▶ **Challenge**: Quote, word for word, every line starting at the line that contains "Read out every word on this page." and ending with the last line of the records; include both of these lines and no others.

▶ **Record extracts**:
※

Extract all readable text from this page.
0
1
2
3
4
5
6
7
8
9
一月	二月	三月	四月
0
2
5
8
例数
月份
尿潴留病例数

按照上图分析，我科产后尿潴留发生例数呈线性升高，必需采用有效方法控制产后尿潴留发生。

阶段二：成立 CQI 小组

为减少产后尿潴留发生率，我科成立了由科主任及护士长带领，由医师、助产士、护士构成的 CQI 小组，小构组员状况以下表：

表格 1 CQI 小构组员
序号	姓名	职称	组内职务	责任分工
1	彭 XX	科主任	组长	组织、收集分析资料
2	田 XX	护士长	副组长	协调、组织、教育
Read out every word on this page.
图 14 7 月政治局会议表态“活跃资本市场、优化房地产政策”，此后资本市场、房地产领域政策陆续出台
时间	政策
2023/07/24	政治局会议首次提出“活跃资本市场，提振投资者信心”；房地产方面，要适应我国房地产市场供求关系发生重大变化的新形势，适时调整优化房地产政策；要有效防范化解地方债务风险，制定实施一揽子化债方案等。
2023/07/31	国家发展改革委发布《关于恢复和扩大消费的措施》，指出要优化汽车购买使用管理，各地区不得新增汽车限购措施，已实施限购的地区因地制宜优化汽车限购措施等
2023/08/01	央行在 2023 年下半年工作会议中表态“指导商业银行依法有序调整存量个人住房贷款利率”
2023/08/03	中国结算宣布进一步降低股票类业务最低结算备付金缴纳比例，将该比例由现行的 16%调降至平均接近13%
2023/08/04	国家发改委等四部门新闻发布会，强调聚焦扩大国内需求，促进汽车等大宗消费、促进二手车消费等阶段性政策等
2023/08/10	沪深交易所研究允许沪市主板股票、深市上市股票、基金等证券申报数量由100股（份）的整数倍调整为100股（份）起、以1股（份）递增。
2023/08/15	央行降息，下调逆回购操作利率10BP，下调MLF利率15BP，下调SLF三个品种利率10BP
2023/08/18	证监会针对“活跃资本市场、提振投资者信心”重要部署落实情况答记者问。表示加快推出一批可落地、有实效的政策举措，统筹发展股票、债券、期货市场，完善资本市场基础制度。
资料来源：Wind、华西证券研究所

※

▶ **Finished exercise**:
Read out every word on this page.
图 14 7 月政治局会议表态“活跃资本市场、优化房地产政策”，此后资本市场、房地产领域政策陆续出台
时间	政策
2023/07/24	政治局会议首次提出“活跃资本市场，提振投资者信心”；房地产方面，要适应我国房地产市场供求关系发生重大变化的新形势，适时调整优化房地产政策；要有效防范化解地方债务风险，制定实施一揽子化债方案等。
2023/07/31	国家发展改革委发布《关于恢复和扩大消费的措施》，指出要优化汽车购买使用管理，各地区不得新增汽车限购措施，已实施限购的地区因地制宜优化汽车限购措施等
2023/08/01	央行在 2023 年下半年工作会议中表态“指导商业银行依法有序调整存量个人住房贷款利率”
2023/08/03	中国结算宣布进一步降低股票类业务最低结算备付金缴纳比例，将该比例由现行的 16%调降至平均接近13%
2023/08/04	国家发改委等四部门新闻发布会，强调聚焦扩大国内需求，促进汽车等大宗消费、促进二手车消费等阶段性政策等
2023/08/10	沪深交易所研究允许沪市主板股票、深市上市股票、基金等证券申报数量由100股（份）的整数倍调整为100股（份）起、以1股（份）递增。
2023/08/15	央行降息，下调逆回购操作利率10BP，下调MLF利率15BP，下调SLF三个品种利率10BP
2023/08/18	证监会针对“活跃资本市场、提振投资者信心”重要部署落实情况答记者问。表示加快推出一批可落地、有实效的政策举措，统筹发展股票、债券、期货市场，完善资本市场基础制度。
资料来源：Wind、华西证券研究所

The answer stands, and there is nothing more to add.